**TASK DESCRIPTION**. Pull out every line in the data that has the string "nombre" in it.

++++++++

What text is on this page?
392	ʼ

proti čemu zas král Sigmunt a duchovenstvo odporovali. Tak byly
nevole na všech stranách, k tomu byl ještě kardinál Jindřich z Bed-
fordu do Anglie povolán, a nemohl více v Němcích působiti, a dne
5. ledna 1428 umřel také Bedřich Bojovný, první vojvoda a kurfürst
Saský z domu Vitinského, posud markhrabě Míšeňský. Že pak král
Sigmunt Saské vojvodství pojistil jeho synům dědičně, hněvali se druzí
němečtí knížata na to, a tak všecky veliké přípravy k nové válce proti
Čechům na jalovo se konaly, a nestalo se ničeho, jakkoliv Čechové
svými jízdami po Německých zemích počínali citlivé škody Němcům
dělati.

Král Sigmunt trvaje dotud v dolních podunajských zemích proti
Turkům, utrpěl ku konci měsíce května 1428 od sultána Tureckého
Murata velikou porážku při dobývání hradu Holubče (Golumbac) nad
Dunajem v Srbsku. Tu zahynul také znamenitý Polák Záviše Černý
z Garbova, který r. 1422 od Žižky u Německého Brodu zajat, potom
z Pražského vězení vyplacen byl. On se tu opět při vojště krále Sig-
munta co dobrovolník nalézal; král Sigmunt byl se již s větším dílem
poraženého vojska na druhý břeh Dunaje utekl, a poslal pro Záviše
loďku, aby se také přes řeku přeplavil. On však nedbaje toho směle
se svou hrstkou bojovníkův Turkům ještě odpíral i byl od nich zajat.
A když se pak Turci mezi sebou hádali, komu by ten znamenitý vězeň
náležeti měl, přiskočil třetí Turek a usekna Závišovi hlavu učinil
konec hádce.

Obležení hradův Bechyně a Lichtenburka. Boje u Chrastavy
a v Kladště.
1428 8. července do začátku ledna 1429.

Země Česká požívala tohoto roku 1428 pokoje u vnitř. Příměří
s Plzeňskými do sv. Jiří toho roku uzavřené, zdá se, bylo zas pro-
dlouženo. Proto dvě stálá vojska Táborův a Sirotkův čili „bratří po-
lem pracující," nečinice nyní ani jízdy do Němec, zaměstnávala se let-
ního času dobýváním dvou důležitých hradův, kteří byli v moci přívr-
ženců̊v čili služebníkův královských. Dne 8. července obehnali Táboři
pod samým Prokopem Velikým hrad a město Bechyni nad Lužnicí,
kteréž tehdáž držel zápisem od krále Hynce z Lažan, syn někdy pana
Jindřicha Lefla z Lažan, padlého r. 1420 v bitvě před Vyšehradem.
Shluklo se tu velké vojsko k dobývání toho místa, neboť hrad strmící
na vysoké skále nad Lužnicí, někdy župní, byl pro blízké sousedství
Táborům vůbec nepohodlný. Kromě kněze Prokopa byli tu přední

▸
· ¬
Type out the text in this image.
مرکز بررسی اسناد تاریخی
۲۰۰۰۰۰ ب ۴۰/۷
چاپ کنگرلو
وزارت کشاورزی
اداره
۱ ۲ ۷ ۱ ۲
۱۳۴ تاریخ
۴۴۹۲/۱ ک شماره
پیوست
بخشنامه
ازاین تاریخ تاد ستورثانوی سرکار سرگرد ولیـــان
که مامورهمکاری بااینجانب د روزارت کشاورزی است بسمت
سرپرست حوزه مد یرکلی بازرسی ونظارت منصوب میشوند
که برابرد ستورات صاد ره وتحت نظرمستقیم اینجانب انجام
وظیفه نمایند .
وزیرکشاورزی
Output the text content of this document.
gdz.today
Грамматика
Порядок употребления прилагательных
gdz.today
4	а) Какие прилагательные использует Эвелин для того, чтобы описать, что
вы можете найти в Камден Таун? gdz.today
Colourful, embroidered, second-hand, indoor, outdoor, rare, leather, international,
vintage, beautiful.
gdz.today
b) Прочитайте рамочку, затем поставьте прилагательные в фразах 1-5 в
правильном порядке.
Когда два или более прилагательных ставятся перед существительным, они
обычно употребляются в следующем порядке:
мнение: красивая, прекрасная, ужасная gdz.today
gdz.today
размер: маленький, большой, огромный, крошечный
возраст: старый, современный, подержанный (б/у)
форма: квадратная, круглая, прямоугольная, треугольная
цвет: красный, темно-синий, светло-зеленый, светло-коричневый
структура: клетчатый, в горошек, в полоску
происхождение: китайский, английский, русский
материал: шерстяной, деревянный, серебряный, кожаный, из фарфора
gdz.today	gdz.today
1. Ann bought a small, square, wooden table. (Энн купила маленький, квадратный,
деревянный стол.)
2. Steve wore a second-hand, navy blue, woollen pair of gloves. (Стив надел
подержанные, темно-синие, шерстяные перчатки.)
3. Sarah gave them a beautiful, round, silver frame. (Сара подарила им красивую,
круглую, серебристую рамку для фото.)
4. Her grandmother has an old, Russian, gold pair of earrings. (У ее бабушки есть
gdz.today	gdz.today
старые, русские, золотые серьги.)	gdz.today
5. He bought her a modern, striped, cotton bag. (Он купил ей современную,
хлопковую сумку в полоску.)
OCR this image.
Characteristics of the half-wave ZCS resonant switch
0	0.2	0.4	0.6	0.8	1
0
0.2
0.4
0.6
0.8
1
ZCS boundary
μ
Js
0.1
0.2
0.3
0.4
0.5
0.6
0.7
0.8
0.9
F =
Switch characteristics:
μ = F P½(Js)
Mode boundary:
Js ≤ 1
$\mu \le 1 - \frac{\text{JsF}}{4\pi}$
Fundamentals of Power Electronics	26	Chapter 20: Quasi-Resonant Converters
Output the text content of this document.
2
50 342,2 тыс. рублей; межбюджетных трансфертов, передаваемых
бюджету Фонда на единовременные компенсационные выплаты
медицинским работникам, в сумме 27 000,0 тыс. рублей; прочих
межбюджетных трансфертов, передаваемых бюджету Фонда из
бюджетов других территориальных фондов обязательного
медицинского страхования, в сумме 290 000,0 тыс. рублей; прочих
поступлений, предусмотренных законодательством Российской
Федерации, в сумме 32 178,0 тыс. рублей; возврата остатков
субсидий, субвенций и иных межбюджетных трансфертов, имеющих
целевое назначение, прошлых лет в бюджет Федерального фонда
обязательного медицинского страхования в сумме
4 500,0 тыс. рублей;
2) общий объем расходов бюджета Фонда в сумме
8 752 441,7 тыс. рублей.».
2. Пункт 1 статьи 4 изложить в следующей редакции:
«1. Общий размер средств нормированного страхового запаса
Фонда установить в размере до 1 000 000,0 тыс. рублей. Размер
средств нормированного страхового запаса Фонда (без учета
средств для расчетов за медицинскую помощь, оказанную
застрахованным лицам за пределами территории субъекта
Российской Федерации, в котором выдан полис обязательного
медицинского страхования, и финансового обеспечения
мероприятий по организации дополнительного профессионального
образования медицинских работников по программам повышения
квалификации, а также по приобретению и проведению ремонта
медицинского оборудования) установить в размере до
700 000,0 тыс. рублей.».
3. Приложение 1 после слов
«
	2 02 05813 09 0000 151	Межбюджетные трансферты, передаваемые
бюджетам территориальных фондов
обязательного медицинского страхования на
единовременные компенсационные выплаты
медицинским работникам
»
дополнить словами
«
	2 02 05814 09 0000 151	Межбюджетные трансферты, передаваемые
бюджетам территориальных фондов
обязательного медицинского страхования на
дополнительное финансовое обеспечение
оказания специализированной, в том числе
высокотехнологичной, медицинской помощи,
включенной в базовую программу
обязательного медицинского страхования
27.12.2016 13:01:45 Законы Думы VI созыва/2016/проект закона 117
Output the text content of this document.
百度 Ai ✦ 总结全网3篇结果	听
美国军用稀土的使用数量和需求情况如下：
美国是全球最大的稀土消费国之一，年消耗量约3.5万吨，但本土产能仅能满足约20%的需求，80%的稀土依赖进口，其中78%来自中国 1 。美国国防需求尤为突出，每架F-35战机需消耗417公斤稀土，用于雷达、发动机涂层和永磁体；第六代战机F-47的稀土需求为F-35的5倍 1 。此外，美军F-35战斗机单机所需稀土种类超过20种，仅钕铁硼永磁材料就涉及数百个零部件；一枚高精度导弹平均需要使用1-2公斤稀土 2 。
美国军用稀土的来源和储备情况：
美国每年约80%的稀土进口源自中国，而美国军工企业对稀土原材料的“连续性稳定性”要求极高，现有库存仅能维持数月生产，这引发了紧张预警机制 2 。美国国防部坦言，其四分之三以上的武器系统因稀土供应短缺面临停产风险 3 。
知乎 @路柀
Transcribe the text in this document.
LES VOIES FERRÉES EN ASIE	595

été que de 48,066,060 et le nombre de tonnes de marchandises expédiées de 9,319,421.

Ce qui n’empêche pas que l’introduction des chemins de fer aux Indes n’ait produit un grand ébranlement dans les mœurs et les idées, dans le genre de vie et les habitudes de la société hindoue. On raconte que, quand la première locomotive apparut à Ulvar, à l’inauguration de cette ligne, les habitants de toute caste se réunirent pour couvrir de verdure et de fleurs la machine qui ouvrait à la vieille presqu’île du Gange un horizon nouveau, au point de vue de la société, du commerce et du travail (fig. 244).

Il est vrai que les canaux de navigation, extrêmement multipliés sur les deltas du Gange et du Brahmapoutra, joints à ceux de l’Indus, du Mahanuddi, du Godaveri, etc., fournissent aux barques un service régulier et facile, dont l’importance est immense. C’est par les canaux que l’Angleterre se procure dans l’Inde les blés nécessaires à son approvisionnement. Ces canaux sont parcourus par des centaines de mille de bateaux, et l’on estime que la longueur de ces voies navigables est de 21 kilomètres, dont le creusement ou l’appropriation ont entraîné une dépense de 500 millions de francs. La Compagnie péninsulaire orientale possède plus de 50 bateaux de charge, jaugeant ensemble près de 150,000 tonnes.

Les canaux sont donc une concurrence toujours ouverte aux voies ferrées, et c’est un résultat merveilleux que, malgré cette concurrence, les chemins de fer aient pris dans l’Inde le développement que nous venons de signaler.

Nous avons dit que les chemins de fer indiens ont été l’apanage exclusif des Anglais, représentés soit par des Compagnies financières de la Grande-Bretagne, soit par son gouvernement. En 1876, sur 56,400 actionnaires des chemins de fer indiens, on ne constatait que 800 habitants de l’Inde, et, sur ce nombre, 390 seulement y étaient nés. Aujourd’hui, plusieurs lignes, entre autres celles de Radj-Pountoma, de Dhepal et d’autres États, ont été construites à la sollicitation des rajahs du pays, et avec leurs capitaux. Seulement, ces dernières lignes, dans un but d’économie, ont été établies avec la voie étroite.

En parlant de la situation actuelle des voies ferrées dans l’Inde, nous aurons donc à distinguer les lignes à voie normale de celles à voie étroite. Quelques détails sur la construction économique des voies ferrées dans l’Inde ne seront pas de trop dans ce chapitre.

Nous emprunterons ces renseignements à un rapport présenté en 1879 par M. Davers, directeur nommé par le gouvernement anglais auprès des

++++++++

**EXERCISE SOLUTION**.
été que de 48,066,060 et le nombre de tonnes de marchandises expédiées de 9,319,421.
Nous avons dit que les chemins de fer indiens ont été l’apanage exclusif des Anglais, représentés soit par des Compagnies financières de la Grande-Bretagne, soit par son gouvernement. En 1876, sur 56,400 actionnaires des chemins de fer indiens, on ne constatait que 800 habitants de l’Inde, et, sur ce nombre, 390 seulement y étaient nés. Aujourd’hui, plusieurs lignes, entre autres celles de Radj-Pountoma, de Dhepal et d’autres États, ont été construites à la sollicitation des rajahs du pays, et avec leurs capitaux. Seulement, ces dernières lignes, dans un but d’économie, ont été établies avec la voie étroite.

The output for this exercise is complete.